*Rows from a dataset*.
- - - - - - -

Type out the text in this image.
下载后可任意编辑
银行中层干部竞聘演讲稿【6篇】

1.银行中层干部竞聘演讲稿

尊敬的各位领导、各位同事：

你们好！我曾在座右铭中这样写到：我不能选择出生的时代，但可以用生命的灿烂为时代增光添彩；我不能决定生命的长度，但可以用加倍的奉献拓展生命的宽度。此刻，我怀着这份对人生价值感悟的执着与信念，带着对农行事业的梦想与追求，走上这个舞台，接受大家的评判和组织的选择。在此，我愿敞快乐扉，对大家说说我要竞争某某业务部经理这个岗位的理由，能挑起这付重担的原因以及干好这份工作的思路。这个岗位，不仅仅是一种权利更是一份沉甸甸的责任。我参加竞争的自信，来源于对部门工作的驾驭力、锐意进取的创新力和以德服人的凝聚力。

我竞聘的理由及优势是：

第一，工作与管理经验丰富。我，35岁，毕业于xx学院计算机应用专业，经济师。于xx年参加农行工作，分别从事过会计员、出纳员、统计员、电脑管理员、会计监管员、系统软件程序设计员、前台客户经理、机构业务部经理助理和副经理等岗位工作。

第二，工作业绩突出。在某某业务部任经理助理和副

- - - - - - -

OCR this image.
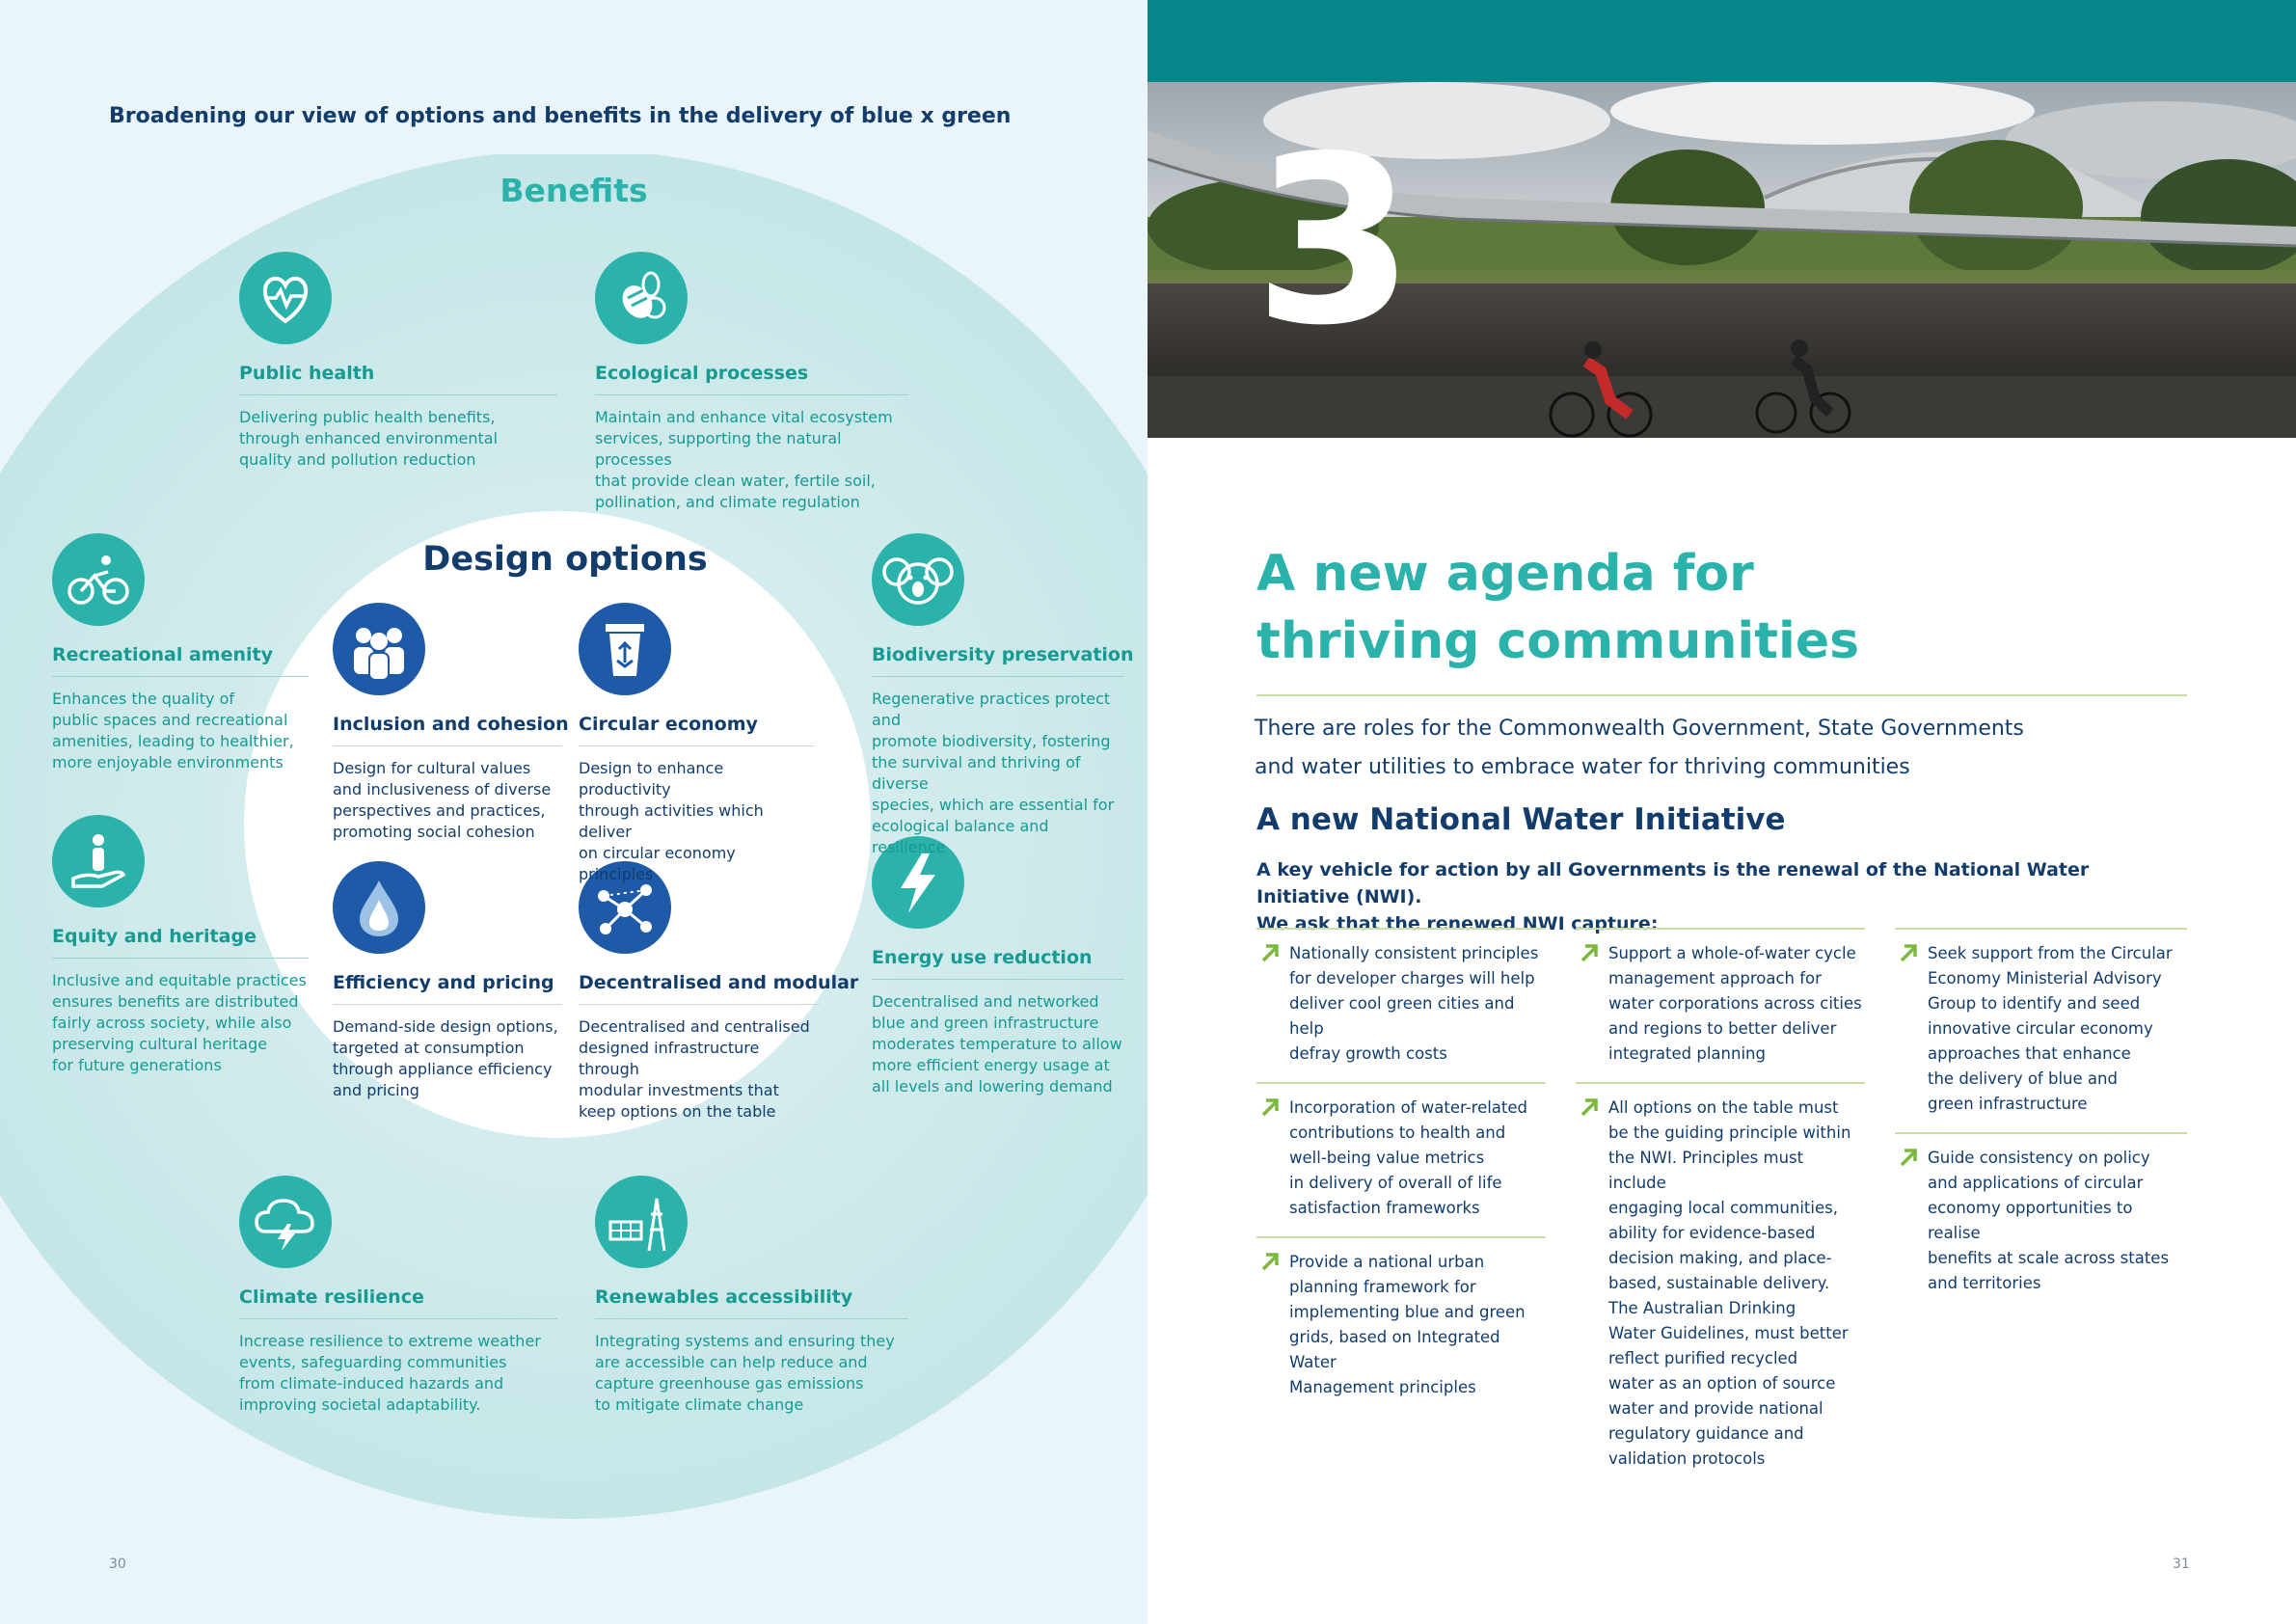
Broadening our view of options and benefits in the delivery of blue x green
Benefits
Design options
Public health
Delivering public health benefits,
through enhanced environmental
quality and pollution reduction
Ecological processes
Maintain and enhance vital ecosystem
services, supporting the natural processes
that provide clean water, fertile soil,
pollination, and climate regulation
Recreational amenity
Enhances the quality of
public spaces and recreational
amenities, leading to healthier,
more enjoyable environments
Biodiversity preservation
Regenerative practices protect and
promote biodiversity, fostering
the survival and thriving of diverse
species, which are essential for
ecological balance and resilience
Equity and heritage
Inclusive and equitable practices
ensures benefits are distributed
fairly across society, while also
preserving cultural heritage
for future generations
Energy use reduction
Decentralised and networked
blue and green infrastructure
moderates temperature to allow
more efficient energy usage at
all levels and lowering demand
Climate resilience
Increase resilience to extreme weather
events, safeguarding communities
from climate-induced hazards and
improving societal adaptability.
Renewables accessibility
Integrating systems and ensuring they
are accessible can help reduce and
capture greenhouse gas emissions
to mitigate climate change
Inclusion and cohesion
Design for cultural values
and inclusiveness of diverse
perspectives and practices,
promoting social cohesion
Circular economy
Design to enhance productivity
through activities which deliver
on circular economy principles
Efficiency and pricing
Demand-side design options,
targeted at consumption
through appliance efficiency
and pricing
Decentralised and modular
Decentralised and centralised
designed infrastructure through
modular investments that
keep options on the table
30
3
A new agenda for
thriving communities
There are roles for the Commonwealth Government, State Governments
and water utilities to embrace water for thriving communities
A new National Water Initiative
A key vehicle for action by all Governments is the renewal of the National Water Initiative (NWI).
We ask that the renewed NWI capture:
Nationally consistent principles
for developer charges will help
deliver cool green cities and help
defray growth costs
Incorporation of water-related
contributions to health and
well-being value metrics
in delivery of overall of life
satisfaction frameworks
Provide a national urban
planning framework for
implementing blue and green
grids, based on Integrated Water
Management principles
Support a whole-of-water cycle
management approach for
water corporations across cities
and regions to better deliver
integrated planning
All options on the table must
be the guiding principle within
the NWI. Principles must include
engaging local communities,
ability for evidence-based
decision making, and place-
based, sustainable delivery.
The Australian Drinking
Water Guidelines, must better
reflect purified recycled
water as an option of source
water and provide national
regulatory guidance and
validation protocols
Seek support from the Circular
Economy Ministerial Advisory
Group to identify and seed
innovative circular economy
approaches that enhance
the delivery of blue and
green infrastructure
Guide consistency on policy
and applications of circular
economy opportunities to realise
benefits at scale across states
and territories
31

- - - - - - -

*Given request*. Go through the records and copy each line with "must" in it.

*Problem solution*.
All options on the table must
the NWI. Principles must include
Water Guidelines, must better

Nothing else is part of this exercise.